** Begin EXERCISE INPUTS **
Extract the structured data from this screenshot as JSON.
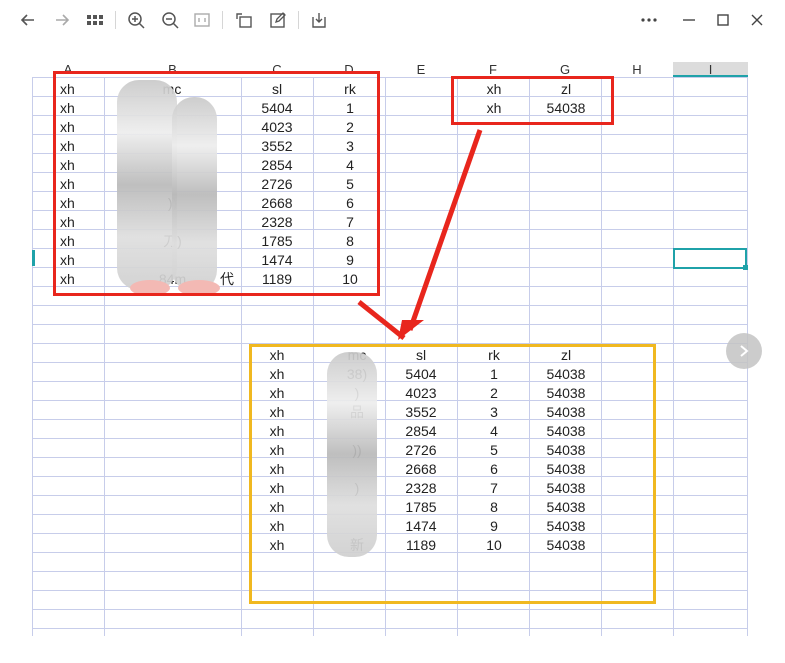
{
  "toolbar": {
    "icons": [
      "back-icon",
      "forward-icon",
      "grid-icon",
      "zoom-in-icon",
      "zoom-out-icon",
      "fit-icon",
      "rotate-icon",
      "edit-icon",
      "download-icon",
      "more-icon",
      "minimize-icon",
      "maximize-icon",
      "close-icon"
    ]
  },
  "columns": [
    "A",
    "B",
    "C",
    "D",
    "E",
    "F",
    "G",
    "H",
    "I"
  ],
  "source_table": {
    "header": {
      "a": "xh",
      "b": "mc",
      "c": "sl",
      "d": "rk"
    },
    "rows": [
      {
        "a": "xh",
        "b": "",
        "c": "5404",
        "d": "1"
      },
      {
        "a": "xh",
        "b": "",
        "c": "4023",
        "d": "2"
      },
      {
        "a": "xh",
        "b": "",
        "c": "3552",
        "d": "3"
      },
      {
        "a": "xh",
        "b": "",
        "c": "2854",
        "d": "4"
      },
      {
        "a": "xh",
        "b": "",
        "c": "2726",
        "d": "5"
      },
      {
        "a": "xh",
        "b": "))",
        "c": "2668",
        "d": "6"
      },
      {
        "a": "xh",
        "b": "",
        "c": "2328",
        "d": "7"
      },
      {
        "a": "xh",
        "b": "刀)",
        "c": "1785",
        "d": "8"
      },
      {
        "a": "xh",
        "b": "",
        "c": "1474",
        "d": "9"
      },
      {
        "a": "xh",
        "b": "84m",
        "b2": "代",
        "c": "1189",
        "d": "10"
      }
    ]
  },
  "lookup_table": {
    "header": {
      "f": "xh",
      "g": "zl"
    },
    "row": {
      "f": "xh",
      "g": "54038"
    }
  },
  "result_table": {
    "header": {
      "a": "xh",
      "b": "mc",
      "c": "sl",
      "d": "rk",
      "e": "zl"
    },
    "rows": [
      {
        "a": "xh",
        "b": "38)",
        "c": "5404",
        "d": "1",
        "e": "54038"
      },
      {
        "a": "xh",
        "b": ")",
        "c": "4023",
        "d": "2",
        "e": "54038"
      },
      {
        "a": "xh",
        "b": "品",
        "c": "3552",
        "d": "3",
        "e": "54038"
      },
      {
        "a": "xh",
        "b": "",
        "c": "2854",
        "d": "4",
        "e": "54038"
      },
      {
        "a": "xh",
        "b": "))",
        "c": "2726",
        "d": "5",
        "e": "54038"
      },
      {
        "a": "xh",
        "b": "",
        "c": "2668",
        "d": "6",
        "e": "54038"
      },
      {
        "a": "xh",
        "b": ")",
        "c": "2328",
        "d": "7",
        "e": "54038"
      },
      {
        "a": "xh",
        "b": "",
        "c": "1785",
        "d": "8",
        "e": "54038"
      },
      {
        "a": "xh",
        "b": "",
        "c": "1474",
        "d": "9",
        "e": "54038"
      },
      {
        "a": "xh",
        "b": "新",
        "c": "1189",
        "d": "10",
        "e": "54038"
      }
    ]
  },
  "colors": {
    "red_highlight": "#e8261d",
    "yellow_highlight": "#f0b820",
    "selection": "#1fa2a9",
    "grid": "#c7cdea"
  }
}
** End EXERCISE INPUTS **
** Begin EXERCISE INPUTS **
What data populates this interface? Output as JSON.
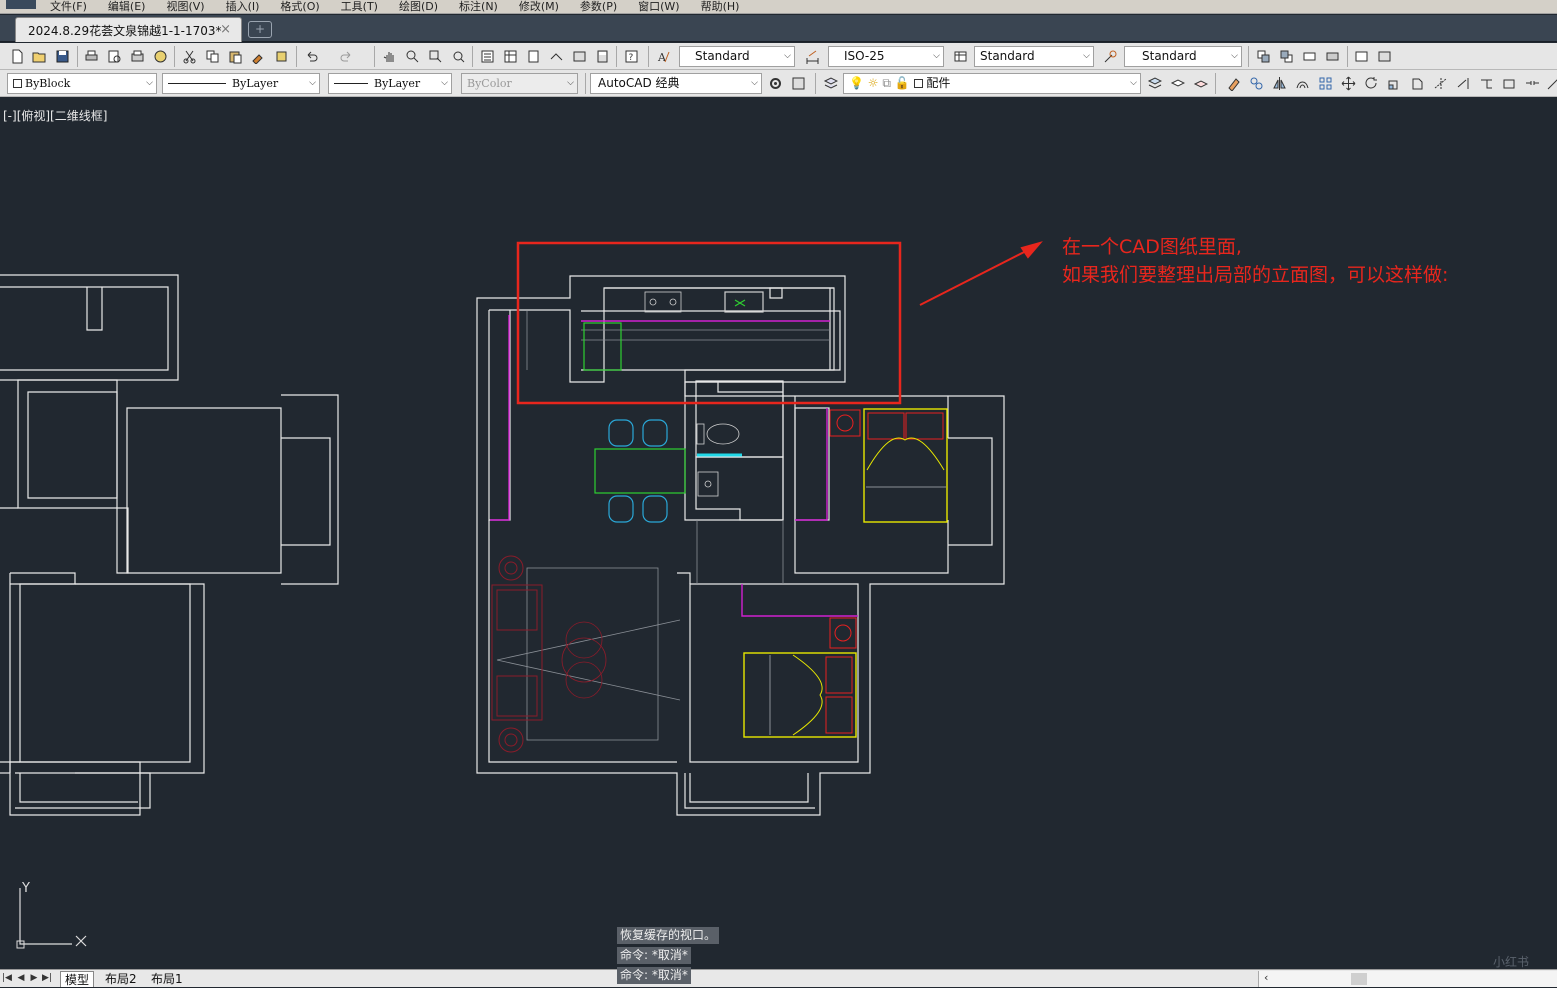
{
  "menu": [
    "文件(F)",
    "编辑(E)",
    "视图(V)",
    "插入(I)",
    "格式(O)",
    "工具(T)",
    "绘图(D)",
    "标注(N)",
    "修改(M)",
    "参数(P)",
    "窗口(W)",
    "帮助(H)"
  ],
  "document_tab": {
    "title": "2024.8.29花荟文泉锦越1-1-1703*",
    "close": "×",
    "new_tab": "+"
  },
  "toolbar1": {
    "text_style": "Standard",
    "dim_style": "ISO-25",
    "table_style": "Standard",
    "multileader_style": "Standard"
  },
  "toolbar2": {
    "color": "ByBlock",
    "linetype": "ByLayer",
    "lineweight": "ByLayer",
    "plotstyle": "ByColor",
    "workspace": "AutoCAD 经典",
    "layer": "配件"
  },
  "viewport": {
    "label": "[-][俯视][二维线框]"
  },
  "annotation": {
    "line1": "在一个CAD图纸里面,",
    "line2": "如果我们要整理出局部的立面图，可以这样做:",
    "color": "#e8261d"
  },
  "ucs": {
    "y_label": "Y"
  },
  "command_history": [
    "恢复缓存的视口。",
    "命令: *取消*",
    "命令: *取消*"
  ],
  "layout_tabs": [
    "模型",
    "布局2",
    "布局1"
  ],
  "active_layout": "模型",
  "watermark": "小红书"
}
** End EXERCISE INPUTS **
§ WORK TO BE COMPLETED: Search the data above for lines holding "JSON" and copy each of them.

§ TASK RESULT:
Extract the structured data from this screenshot as JSON.
What data populates this interface? Output as JSON.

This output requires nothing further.